§ **What this task involves**: Return the complete listing that follows, with each line reproduced exactly.

* Start Data provided *

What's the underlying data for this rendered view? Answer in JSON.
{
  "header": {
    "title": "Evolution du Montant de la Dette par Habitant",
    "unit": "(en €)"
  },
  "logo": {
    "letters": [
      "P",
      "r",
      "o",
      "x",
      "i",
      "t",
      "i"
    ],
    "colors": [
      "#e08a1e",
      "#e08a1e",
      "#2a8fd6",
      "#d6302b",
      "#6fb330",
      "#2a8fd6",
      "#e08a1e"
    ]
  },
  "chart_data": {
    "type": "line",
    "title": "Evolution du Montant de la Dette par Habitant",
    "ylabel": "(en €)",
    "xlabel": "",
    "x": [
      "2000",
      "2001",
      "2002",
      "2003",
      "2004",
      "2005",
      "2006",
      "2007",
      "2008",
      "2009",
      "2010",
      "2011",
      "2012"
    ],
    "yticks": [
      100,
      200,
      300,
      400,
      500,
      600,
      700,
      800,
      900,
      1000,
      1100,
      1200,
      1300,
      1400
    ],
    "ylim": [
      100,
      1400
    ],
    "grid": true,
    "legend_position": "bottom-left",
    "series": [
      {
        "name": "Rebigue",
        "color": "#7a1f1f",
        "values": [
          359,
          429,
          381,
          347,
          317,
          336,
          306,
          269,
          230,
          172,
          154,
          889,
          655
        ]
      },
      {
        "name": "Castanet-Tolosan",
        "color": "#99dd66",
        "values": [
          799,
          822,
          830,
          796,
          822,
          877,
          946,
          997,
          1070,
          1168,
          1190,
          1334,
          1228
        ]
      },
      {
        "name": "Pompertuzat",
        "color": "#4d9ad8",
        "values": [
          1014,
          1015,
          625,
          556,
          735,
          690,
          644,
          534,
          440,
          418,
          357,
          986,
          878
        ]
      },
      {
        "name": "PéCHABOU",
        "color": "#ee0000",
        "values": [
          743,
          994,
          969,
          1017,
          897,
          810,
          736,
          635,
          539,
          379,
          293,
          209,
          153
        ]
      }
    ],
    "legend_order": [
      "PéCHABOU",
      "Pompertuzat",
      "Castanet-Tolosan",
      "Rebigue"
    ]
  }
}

* End Data provided *

§ **Exercise response**:
What's the underlying data for this rendered view? Answer in JSON.
{
  "header": {
    "title": "Evolution du Montant de la Dette par Habitant",
    "unit": "(en €)"
  },
  "logo": {
    "letters": [
      "P",
      "r",
      "o",
      "x",
      "i",
      "t",
      "i"
    ],
    "colors": [
      "#e08a1e",
      "#e08a1e",
      "#2a8fd6",
      "#d6302b",
      "#6fb330",
      "#2a8fd6",
      "#e08a1e"
    ]
  },
  "chart_data": {
    "type": "line",
    "title": "Evolution du Montant de la Dette par Habitant",
    "ylabel": "(en €)",
    "xlabel": "",
    "x": [
      "2000",
      "2001",
      "2002",
      "2003",
      "2004",
      "2005",
      "2006",
      "2007",
      "2008",
      "2009",
      "2010",
      "2011",
      "2012"
    ],
    "yticks": [
      100,
      200,
      300,
      400,
      500,
      600,
      700,
      800,
      900,
      1000,
      1100,
      1200,
      1300,
      1400
    ],
    "ylim": [
      100,
      1400
    ],
    "grid": true,
    "legend_position": "bottom-left",
    "series": [
      {
        "name": "Rebigue",
        "color": "#7a1f1f",
        "values": [
          359,
          429,
          381,
          347,
          317,
          336,
          306,
          269,
          230,
          172,
          154,
          889,
          655
        ]
      },
      {
        "name": "Castanet-Tolosan",
        "color": "#99dd66",
        "values": [
          799,
          822,
          830,
          796,
          822,
          877,
          946,
          997,
          1070,
          1168,
          1190,
          1334,
          1228
        ]
      },
      {
        "name": "Pompertuzat",
        "color": "#4d9ad8",
        "values": [
          1014,
          1015,
          625,
          556,
          735,
          690,
          644,
          534,
          440,
          418,
          357,
          986,
          878
        ]
      },
      {
        "name": "PéCHABOU",
        "color": "#ee0000",
        "values": [
          743,
          994,
          969,
          1017,
          897,
          810,
          736,
          635,
          539,
          379,
          293,
          209,
          153
        ]
      }
    ],
    "legend_order": [
      "PéCHABOU",
      "Pompertuzat",
      "Castanet-Tolosan",
      "Rebigue"
    ]
  }
}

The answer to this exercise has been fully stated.